--- START OF PASSAGE PROVIDED ---

Two Deaths, Two Different Reactions

Diogo Jota: A Death Mourned with Honour –
Jota’s passing triggered a robust institutional response. Liverpool FC, the English Premier League, UEFA, and the Portuguese Football Federation each released statements highlighting not only his professional feats but also his humanity. Fellow players wore black armbands. Stadiums observed a minute’s silence. His family was assured of lifelong support, and conversations began immediately about establishing a foundation in his memory.

This isn’t just about sentimentality; it’s an established culture of respect. In countries like England, Spain, Germany, and Portugal, sport is more than entertainment—it is a pillar of national pride. Therefore, when an icon falls, they are honoured with dignity and gratitude, setting an example for future generations that their sacrifice will never be in vain.

* Peter Rufai: A Death Met with Silence

Contrast that to Rufai’s final days. The man who captained the Super Eagles to glory and inspired countless young Nigerians into football was left in relative obscurity. Apart from some individual tributes from former teammates and a sprinkling of mentions in the local press, official recognition was muted. He died as he lived the latter part of his life: neglected by the institutions he helped elevate.

This is not the first time a Nigerian sports legend has suffered such a fate. Stephen Keshi, Rashidi Yekini, Samuel Okwaraji—so many of Nigeria’s greats have died in penury, anonymity, or indignity.

* Why Nigeria’s Sportsmen Struggle to Be Committed

The reasons behind this persistent abandonment are layered:

1. Absence of Structured Welfare – In countries with robust sports governance, athletes enjoy insurance, pension schemes, and post-retirement support. Nigeria lacks a comprehensive welfare mechanism to protect athletes when the glory fades. It is an environment where sports heroes are treated as disposable assets.

2. Short-term National Gratitude –
Nigerian institutions often celebrate sporting success in the heat of the moment—lavish dinners, cash gifts, and front-page newspaper spreads—but quickly forget the athlete once the applause dies. This ephemeral recognition discourages long-term commitment.

3. Poor Sports Administration –
Rampant mismanagement in the sports sector means funds meant for athletes’ welfare and development are frequently misappropriated. The result is a system that neither nurtures nor protects its stars.

--- END OF PASSAGE PROVIDED ---

WHAT TO DO =>
1: Reproduce the article on Diogo Jota's and Peter Rufai's deaths from "2. Short-term National" to "discourages long-term commitment." word for word.
2: Write the next part of the article on Diogo Jota's and Peter Rufai's deaths, starting right after its last sentence.

--- START OF DATA EXTRACT ---

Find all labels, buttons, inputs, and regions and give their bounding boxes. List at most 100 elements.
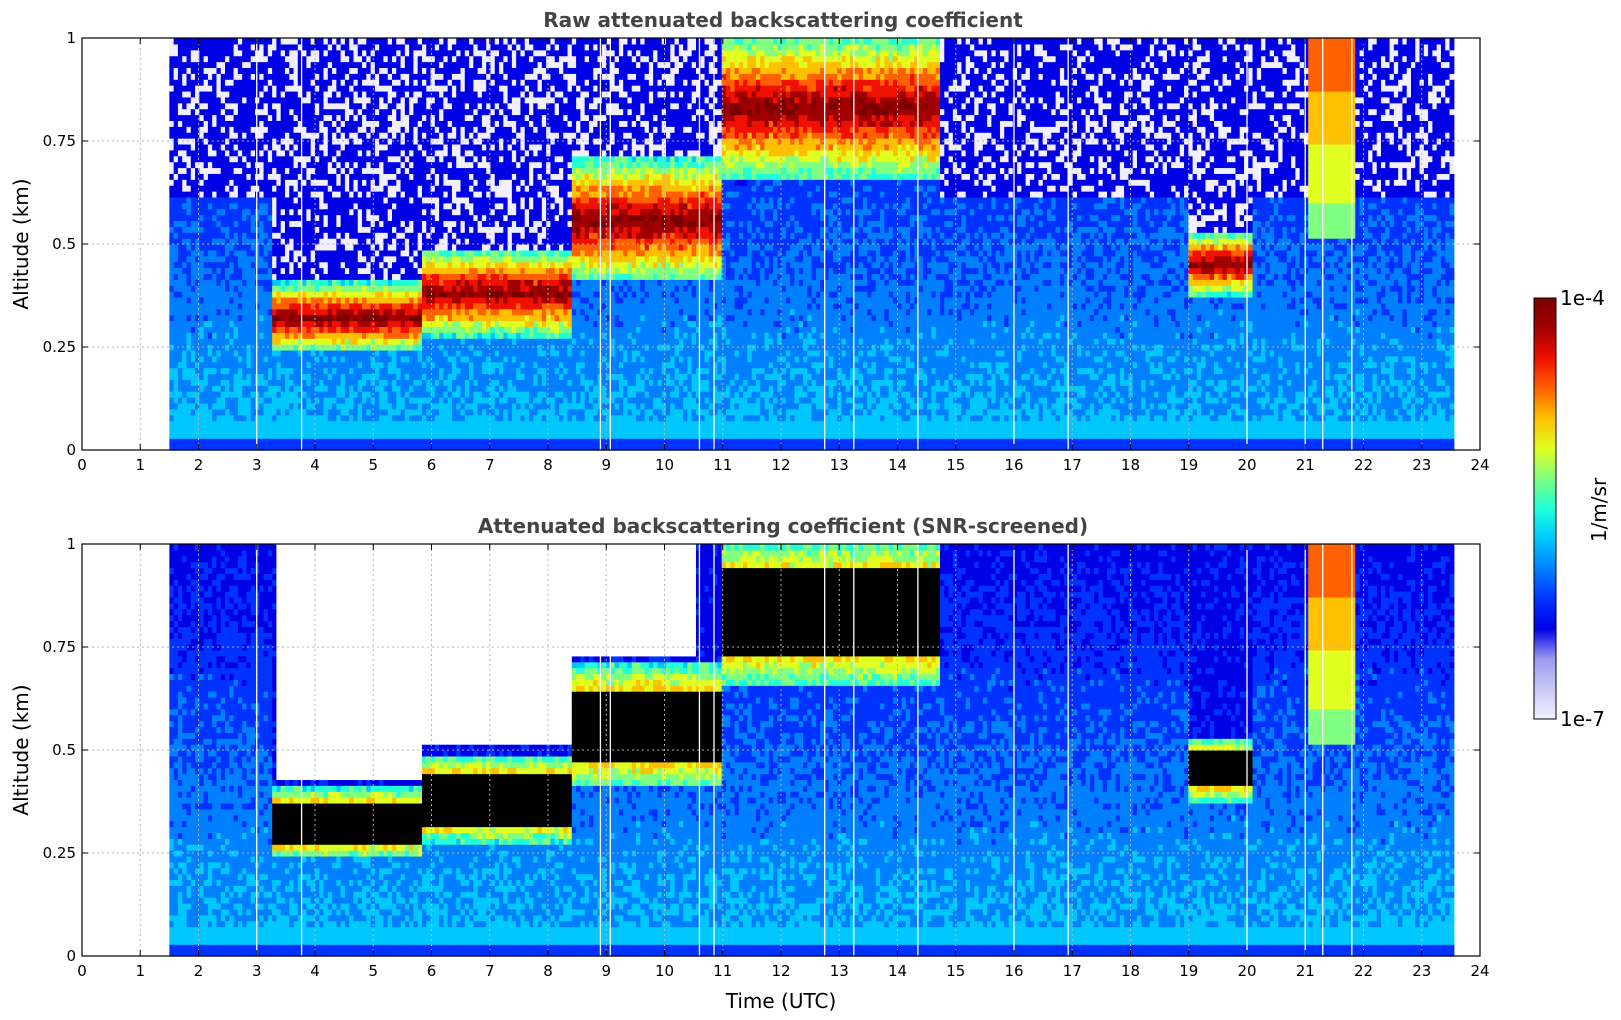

--- END OF DATA EXTRACT ---

ANSWERS TO THE EXERCISES =>
1:
2. Short-term National Gratitude –
Nigerian institutions often celebrate sporting success in the heat of the moment—lavish dinners, cash gifts, and front-page newspaper spreads—but quickly forget the athlete once the applause dies. This ephemeral recognition discourages long-term commitment.

2:
4. Weak National Identity – Unlike European nations where sport is a vital expression of national identity, many Nigerians perceive football as just another distraction. This weak sense of collective ownership fuels public apathy when sportsmen fall on hard times.

5. No Institutional Memory – Nigeria lacks an established tradition of memorializing its sporting icons through museums, scholarships, or commemorative matches. When there is no institutional memory, there can be no lasting gratitude.

6. Demoralization of Emerging Athletes – Young players see the fates of their predecessors—abandoned, impoverished, and uncelebrated—and begin to question whether the sacrifices of national duty are worth the risks.

Why This Matters

When a nation fails to honour its heroes, it undermines the very spirit that drives excellence. It tells young talents that their sweat, pain, and triumphs are fleeting curiosities. It breeds cynicism. It destroys morale. And it leaves a gaping hole where patriotism and purpose should thrive.

Diogo Jota will be immortalized not only in Liverpool folklore but in European football’s collective consciousness. His family will be comforted with the assurance that his name will never be forgotten.

Peter Rufai, by contrast, stands as a grim testament to how Nigeria continues to fail those who gave their all.

What Must Change

If Nigeria wants its sportsmen and women to be committed to national duty again, three fundamental shifts must occur:

• Institutionalization of Athletes’ Welfare

The government must create enforceable policies guaranteeing health insurance, pensions, and financial assistance for retired athletes.

• Cultural Reorientation

Sports must be redefined as a shared heritage deserving of collective respect and institutional memory.

• Transparent Sports

Administration
Funding, governance, and athlete development must be professionalized and depoliticized.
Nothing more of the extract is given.